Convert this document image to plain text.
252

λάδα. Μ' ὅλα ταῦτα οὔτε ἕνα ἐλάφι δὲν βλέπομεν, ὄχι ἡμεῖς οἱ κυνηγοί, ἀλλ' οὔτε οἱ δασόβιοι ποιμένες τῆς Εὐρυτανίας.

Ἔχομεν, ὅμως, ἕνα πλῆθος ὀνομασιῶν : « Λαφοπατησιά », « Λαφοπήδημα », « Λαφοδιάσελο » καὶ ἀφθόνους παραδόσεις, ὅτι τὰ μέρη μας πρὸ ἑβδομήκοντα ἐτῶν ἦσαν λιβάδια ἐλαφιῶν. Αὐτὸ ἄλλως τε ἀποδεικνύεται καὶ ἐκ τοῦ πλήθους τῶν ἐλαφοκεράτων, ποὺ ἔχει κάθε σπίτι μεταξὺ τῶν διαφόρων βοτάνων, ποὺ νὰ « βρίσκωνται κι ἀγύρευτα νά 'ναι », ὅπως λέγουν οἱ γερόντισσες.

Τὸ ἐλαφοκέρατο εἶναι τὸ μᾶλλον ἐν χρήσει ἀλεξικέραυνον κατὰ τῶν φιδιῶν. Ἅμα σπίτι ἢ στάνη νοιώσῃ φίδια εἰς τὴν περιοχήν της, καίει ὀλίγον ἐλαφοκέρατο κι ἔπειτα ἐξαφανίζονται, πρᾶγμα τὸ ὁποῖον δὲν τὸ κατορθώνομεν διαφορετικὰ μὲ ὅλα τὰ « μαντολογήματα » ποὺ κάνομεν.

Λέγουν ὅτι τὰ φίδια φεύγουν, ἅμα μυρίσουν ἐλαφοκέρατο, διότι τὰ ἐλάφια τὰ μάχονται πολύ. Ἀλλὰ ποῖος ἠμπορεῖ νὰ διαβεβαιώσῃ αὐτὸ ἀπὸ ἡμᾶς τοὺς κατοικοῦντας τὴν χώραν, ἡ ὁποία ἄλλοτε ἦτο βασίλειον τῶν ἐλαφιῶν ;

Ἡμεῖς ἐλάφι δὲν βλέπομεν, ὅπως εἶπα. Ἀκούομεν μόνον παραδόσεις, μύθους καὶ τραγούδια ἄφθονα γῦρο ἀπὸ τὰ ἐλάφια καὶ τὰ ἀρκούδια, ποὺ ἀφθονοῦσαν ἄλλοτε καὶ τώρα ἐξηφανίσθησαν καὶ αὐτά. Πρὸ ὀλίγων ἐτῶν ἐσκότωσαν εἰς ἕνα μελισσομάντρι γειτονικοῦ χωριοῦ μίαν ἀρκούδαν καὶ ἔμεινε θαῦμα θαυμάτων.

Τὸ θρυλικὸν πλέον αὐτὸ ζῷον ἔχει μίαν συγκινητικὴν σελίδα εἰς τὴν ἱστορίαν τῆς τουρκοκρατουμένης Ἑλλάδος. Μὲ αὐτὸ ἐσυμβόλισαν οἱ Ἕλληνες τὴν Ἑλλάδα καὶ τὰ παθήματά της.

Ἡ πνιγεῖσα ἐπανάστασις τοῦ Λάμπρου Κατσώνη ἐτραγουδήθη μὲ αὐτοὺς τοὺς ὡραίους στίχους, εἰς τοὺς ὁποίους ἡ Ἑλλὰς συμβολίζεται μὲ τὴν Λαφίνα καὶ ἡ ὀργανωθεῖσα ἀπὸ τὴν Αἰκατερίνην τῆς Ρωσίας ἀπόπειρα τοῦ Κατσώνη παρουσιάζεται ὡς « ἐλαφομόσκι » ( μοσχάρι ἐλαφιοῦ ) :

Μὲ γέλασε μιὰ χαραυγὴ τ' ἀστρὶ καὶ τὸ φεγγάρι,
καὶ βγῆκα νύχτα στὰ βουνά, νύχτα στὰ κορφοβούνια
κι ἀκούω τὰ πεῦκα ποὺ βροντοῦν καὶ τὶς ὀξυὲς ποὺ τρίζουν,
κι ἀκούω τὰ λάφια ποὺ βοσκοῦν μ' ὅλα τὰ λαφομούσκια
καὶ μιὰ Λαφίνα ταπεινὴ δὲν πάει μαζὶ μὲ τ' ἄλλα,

-------------------------

# Work instructions
From the data above, copy each line that holds "τοὺς".

# Expected answer
Λέγουν ὅτι τὰ φίδια φεύγουν, ἅμα μυρίσουν ἐλαφοκέρατο, διότι τὰ ἐλάφια τὰ μάχονται πολύ. Ἀλλὰ ποῖος ἠμπορεῖ νὰ διαβεβαιώσῃ αὐτὸ ἀπὸ ἡμᾶς τοὺς κατοικοῦντας τὴν χώραν, ἡ ὁποία ἄλλοτε ἦτο βασίλειον τῶν ἐλαφιῶν ;
Ἡ πνιγεῖσα ἐπανάστασις τοῦ Λάμπρου Κατσώνη ἐτραγουδήθη μὲ αὐτοὺς τοὺς ὡραίους στίχους, εἰς τοὺς ὁποίους ἡ Ἑλλὰς συμβολίζεται μὲ τὴν Λαφίνα καὶ ἡ ὀργανωθεῖσα ἀπὸ τὴν Αἰκατερίνην τῆς Ρωσίας ἀπόπειρα τοῦ Κατσώνη παρουσιάζεται ὡς « ἐλαφομόσκι » ( μοσχάρι ἐλαφιοῦ ) :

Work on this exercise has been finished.